Requirement>
Can you write out the whole listing exactly?

--- Data provided ---

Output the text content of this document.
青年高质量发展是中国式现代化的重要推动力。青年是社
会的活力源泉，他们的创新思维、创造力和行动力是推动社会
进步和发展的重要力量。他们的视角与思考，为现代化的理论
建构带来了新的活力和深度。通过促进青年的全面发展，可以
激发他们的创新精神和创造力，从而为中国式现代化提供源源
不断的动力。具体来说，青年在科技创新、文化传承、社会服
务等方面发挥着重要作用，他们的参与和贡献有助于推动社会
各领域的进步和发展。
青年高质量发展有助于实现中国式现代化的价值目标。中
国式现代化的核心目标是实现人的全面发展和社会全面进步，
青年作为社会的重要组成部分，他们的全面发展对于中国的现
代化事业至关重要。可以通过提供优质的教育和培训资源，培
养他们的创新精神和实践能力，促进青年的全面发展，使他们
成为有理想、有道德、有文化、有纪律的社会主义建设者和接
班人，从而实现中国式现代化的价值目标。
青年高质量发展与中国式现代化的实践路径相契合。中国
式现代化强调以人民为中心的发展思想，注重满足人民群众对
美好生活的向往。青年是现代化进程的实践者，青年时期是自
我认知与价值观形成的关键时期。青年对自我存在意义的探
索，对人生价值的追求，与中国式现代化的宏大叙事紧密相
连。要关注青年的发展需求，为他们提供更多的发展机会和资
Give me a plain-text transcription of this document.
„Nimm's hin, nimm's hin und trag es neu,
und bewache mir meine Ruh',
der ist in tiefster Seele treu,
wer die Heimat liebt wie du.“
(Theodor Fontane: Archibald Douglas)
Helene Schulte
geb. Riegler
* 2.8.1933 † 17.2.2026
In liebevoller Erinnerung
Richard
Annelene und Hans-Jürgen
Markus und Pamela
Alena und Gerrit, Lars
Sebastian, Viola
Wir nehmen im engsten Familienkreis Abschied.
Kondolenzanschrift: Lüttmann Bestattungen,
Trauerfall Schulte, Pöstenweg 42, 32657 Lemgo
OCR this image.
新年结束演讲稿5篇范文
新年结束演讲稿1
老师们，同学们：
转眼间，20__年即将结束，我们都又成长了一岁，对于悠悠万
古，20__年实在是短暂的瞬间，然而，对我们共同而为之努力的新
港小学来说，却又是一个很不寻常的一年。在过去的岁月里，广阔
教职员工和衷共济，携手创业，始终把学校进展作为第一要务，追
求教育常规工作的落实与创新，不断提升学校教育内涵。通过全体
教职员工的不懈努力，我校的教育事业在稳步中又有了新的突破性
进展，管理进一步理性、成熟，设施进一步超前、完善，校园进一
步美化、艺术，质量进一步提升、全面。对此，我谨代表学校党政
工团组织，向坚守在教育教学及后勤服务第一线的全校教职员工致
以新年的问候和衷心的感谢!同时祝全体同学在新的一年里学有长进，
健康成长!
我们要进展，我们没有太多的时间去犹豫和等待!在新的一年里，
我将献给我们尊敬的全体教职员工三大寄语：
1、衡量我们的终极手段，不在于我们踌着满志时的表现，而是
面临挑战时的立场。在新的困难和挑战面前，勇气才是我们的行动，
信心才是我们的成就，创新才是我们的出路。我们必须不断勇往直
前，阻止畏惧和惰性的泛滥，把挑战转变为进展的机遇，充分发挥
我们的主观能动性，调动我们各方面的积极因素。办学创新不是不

---

Result of this exercise>
Output the text content of this document.
青年高质量发展是中国式现代化的重要推动力。青年是社
会的活力源泉，他们的创新思维、创造力和行动力是推动社会
进步和发展的重要力量。他们的视角与思考，为现代化的理论
建构带来了新的活力和深度。通过促进青年的全面发展，可以
激发他们的创新精神和创造力，从而为中国式现代化提供源源
不断的动力。具体来说，青年在科技创新、文化传承、社会服
务等方面发挥着重要作用，他们的参与和贡献有助于推动社会
各领域的进步和发展。
青年高质量发展有助于实现中国式现代化的价值目标。中
国式现代化的核心目标是实现人的全面发展和社会全面进步，
青年作为社会的重要组成部分，他们的全面发展对于中国的现
代化事业至关重要。可以通过提供优质的教育和培训资源，培
养他们的创新精神和实践能力，促进青年的全面发展，使他们
成为有理想、有道德、有文化、有纪律的社会主义建设者和接
班人，从而实现中国式现代化的价值目标。
青年高质量发展与中国式现代化的实践路径相契合。中国
式现代化强调以人民为中心的发展思想，注重满足人民群众对
美好生活的向往。青年是现代化进程的实践者，青年时期是自
我认知与价值观形成的关键时期。青年对自我存在意义的探
索，对人生价值的追求，与中国式现代化的宏大叙事紧密相
连。要关注青年的发展需求，为他们提供更多的发展机会和资
Give me a plain-text transcription of this document.
„Nimm's hin, nimm's hin und trag es neu,
und bewache mir meine Ruh',
der ist in tiefster Seele treu,
wer die Heimat liebt wie du.“
(Theodor Fontane: Archibald Douglas)
Helene Schulte
geb. Riegler
* 2.8.1933 † 17.2.2026
In liebevoller Erinnerung
Richard
Annelene und Hans-Jürgen
Markus und Pamela
Alena und Gerrit, Lars
Sebastian, Viola
Wir nehmen im engsten Familienkreis Abschied.
Kondolenzanschrift: Lüttmann Bestattungen,
Trauerfall Schulte, Pöstenweg 42, 32657 Lemgo
OCR this image.
新年结束演讲稿5篇范文
新年结束演讲稿1
老师们，同学们：
转眼间，20__年即将结束，我们都又成长了一岁，对于悠悠万
古，20__年实在是短暂的瞬间，然而，对我们共同而为之努力的新
港小学来说，却又是一个很不寻常的一年。在过去的岁月里，广阔
教职员工和衷共济，携手创业，始终把学校进展作为第一要务，追
求教育常规工作的落实与创新，不断提升学校教育内涵。通过全体
教职员工的不懈努力，我校的教育事业在稳步中又有了新的突破性
进展，管理进一步理性、成熟，设施进一步超前、完善，校园进一
步美化、艺术，质量进一步提升、全面。对此，我谨代表学校党政
工团组织，向坚守在教育教学及后勤服务第一线的全校教职员工致
以新年的问候和衷心的感谢!同时祝全体同学在新的一年里学有长进，
健康成长!
我们要进展，我们没有太多的时间去犹豫和等待!在新的一年里，
我将献给我们尊敬的全体教职员工三大寄语：
1、衡量我们的终极手段，不在于我们踌着满志时的表现，而是
面临挑战时的立场。在新的困难和挑战面前，勇气才是我们的行动，
信心才是我们的成就，创新才是我们的出路。我们必须不断勇往直
前，阻止畏惧和惰性的泛滥，把挑战转变为进展的机遇，充分发挥
我们的主观能动性，调动我们各方面的积极因素。办学创新不是不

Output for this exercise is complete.